Challenge.
Find all lines in the listing that include the word "Softpedia", then copy them.

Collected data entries
+---+

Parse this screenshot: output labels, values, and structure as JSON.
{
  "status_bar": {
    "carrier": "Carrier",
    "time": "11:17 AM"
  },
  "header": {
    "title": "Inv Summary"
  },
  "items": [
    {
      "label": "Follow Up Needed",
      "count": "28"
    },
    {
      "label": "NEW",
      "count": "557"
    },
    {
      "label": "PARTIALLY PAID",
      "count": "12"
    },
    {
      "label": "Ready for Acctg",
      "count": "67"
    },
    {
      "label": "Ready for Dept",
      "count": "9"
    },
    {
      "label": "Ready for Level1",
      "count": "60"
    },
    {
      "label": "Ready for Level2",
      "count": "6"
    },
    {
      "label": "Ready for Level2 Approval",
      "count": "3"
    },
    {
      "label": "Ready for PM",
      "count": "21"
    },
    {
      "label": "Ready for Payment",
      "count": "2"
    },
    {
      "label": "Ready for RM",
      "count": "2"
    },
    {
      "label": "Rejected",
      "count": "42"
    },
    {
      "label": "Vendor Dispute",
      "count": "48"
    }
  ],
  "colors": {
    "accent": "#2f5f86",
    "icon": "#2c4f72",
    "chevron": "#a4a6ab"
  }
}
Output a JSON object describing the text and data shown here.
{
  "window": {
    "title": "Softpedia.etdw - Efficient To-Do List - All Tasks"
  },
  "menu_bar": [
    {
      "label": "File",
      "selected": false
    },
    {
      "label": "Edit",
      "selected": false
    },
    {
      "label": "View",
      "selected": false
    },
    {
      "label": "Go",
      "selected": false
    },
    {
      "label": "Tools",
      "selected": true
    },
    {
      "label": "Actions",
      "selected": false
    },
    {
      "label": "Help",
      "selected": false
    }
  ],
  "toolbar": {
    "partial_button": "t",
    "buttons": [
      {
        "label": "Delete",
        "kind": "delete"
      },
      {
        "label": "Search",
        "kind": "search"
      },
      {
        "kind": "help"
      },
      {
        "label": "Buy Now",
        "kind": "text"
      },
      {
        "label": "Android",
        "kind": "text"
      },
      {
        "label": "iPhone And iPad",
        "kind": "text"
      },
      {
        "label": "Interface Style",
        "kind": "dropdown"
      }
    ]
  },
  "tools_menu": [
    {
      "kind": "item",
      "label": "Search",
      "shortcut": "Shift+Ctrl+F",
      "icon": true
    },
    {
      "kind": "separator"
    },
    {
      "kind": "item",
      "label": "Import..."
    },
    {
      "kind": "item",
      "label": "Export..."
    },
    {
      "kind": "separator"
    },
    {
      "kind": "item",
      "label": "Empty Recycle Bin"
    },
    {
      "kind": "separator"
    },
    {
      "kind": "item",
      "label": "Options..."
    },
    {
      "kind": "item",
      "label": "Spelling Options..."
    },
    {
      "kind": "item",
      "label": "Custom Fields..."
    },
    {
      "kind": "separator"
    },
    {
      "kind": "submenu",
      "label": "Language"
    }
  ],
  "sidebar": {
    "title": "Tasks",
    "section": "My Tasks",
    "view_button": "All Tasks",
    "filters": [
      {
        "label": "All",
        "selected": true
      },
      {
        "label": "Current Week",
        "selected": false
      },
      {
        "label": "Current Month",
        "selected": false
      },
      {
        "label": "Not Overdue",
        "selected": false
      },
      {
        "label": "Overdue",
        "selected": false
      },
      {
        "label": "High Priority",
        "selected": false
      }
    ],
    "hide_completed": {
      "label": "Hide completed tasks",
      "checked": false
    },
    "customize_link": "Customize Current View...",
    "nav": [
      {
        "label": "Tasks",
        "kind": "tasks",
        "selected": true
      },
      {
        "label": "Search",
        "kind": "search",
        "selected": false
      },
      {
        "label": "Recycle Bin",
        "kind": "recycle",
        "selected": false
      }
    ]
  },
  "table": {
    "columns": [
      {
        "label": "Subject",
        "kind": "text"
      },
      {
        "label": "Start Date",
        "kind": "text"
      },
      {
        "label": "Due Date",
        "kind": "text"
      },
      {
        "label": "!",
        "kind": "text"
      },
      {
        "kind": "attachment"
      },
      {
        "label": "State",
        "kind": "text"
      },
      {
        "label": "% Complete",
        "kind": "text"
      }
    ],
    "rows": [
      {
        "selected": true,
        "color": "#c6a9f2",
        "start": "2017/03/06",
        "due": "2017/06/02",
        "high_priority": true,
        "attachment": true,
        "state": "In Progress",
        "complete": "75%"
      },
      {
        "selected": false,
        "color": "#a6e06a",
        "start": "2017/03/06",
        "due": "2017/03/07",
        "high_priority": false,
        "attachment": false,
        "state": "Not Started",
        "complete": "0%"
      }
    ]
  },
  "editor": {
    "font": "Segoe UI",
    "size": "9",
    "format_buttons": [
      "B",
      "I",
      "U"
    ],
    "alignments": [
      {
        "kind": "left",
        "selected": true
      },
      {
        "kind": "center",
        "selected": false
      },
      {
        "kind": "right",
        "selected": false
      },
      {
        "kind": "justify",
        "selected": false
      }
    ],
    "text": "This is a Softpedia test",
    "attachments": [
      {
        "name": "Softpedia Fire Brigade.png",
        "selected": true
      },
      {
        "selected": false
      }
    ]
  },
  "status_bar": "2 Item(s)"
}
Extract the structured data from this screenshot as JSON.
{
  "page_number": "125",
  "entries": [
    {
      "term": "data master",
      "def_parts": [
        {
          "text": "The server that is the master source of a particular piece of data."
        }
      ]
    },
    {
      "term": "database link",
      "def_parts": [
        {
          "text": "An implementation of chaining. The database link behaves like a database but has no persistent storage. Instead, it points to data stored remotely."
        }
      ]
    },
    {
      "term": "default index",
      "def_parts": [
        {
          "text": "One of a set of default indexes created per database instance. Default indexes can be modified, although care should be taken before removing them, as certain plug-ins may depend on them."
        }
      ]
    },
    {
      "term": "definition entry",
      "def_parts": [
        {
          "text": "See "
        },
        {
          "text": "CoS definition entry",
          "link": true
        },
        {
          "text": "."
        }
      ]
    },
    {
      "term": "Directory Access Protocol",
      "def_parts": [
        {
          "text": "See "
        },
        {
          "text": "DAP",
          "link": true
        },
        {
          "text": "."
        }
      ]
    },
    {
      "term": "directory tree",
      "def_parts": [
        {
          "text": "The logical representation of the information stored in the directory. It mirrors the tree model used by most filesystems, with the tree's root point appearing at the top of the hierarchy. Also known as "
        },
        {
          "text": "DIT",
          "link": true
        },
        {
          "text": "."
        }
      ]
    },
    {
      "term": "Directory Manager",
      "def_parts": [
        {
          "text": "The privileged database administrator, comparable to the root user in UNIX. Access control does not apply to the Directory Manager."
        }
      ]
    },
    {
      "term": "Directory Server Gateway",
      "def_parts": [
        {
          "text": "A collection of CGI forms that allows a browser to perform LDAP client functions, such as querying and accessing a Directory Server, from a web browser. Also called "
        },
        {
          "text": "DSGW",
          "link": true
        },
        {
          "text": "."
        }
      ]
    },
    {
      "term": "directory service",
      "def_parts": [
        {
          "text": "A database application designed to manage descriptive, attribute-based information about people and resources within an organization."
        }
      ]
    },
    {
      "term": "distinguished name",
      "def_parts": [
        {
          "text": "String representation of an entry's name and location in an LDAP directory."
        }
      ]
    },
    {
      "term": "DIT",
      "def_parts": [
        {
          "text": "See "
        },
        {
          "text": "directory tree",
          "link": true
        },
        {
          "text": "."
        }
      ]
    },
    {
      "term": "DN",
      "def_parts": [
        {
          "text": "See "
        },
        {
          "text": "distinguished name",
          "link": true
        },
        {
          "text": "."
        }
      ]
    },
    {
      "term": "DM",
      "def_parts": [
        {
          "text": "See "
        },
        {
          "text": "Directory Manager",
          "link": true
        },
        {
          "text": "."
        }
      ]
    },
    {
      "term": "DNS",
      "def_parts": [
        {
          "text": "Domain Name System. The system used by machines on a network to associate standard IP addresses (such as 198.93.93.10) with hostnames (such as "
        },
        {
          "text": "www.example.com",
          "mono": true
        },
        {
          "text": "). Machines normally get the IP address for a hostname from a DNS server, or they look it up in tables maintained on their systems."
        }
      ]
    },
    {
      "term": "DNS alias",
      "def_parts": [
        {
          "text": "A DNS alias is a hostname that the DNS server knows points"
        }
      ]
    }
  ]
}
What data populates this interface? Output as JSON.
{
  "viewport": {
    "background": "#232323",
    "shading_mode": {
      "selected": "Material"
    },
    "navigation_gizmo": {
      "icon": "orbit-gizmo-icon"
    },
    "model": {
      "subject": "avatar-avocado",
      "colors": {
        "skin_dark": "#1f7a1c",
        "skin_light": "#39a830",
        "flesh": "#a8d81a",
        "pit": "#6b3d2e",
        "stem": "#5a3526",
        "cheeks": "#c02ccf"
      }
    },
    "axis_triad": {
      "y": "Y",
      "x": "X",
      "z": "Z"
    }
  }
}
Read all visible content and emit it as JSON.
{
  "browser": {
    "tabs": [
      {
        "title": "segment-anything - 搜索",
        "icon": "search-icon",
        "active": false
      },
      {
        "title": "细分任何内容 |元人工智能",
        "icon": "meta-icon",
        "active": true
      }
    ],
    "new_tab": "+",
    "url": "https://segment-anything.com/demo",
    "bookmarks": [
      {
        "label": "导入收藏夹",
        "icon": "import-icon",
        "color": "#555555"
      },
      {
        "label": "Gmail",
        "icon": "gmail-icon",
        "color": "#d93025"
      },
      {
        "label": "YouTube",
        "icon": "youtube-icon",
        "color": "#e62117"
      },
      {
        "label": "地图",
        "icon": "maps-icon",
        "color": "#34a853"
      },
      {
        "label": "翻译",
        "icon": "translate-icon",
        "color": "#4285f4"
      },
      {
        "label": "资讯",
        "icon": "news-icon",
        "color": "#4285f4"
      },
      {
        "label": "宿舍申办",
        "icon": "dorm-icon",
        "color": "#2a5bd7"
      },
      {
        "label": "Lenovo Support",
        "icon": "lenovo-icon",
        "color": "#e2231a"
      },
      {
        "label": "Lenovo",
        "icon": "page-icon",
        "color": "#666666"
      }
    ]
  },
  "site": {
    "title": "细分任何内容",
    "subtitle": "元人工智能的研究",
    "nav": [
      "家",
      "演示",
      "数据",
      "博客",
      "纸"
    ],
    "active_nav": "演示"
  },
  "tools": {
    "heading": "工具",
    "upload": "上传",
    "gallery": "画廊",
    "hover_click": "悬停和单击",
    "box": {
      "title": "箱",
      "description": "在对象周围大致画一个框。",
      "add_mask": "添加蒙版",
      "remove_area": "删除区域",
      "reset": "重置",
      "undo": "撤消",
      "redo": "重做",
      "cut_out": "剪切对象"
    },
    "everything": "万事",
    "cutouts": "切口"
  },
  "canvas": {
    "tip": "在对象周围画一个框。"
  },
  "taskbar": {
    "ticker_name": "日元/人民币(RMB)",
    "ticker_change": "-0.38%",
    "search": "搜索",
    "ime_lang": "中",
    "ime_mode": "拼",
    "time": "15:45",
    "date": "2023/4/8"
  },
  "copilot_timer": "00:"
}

+---+

Expected answer.
    "title": "Softpedia.etdw - Efficient To-Do List - All Tasks"
    "text": "This is a Softpedia test",
        "name": "Softpedia Fire Brigade.png",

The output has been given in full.